• To do: Lift out each line of the data that holds "правильно".

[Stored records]
((

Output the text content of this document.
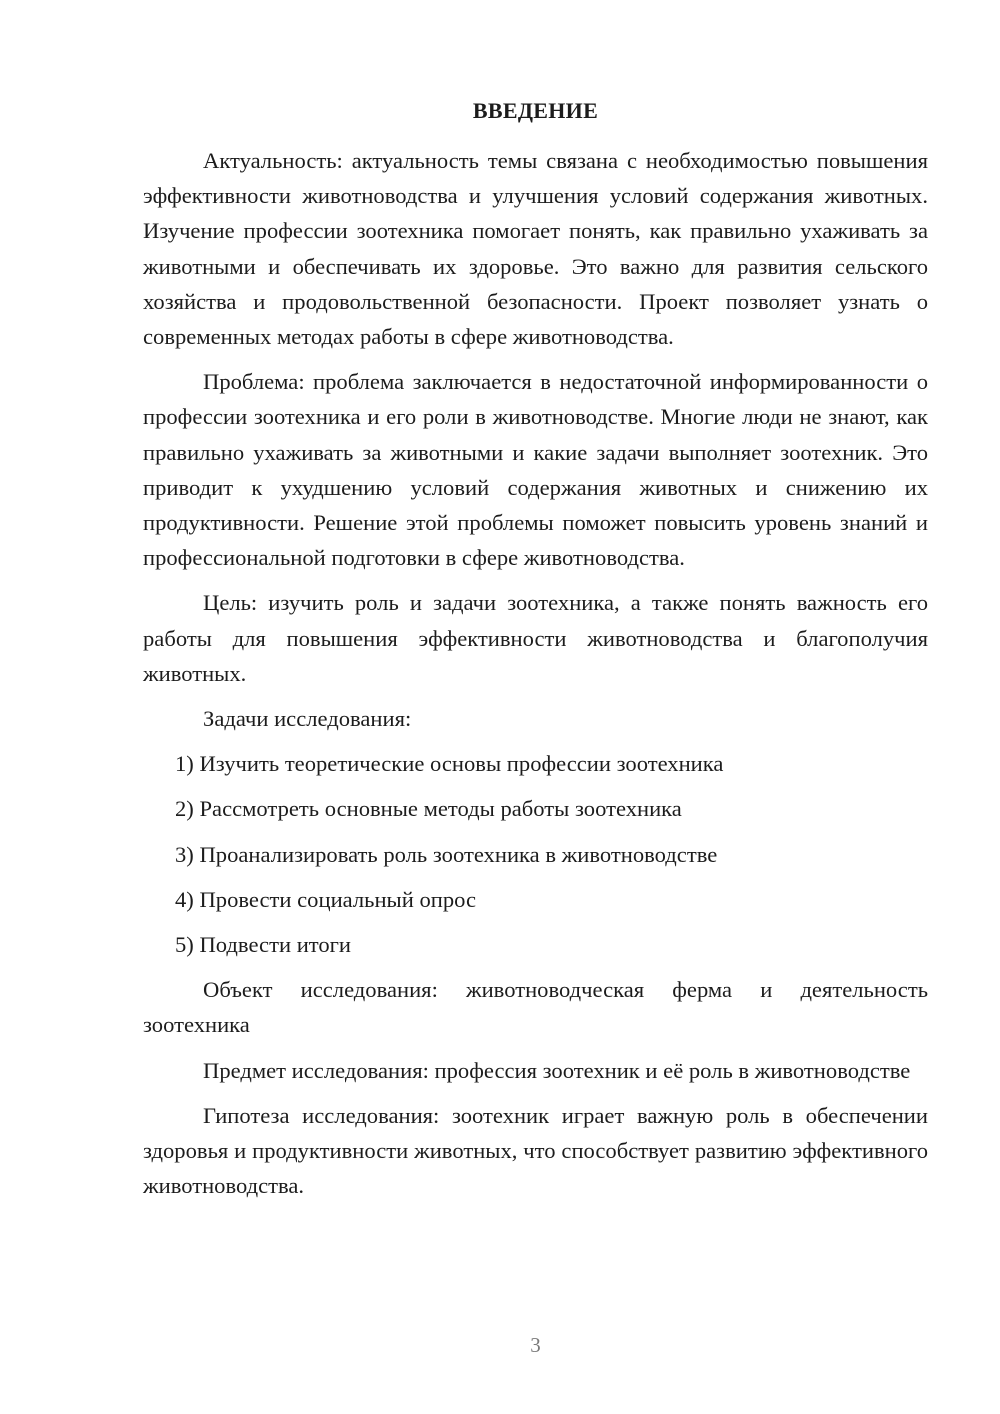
ВВЕДЕНИЕ

Актуальность: актуальность темы связана с необходимостью повышения эффективности животноводства и улучшения условий содержания животных. Изучение профессии зоотехника помогает понять, как правильно ухаживать за животными и обеспечивать их здоровье. Это важно для развития сельского хозяйства и продовольственной безопасности. Проект позволяет узнать о современных методах работы в сфере животноводства.

Проблема: проблема заключается в недостаточной информированности о профессии зоотехника и его роли в животноводстве. Многие люди не знают, как правильно ухаживать за животными и какие задачи выполняет зоотехник. Это приводит к ухудшению условий содержания животных и снижению их продуктивности. Решение этой проблемы поможет повысить уровень знаний и профессиональной подготовки в сфере животноводства.

Цель: изучить роль и задачи зоотехника, а также понять важность его работы для повышения эффективности животноводства и благополучия животных.

Задачи исследования:

1) Изучить теоретические основы профессии зоотехника

2) Рассмотреть основные методы работы зоотехника

3) Проанализировать роль зоотехника в животноводстве

4) Провести социальный опрос

5) Подвести итоги

Объект исследования: животноводческая ферма и деятельность зоотехника

Предмет исследования: профессия зоотехник и её роль в животноводстве

Гипотеза исследования: зоотехник играет важную роль в обеспечении здоровья и продуктивности животных, что способствует развитию эффективного животноводства.

3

))

• Response:
Актуальность: актуальность темы связана с необходимостью повышения эффективности животноводства и улучшения условий содержания животных. Изучение профессии зоотехника помогает понять, как правильно ухаживать за животными и обеспечивать их здоровье. Это важно для развития сельского хозяйства и продовольственной безопасности. Проект позволяет узнать о современных методах работы в сфере животноводства.
Проблема: проблема заключается в недостаточной информированности о профессии зоотехника и его роли в животноводстве. Многие люди не знают, как правильно ухаживать за животными и какие задачи выполняет зоотехник. Это приводит к ухудшению условий содержания животных и снижению их продуктивности. Решение этой проблемы поможет повысить уровень знаний и профессиональной подготовки в сфере животноводства.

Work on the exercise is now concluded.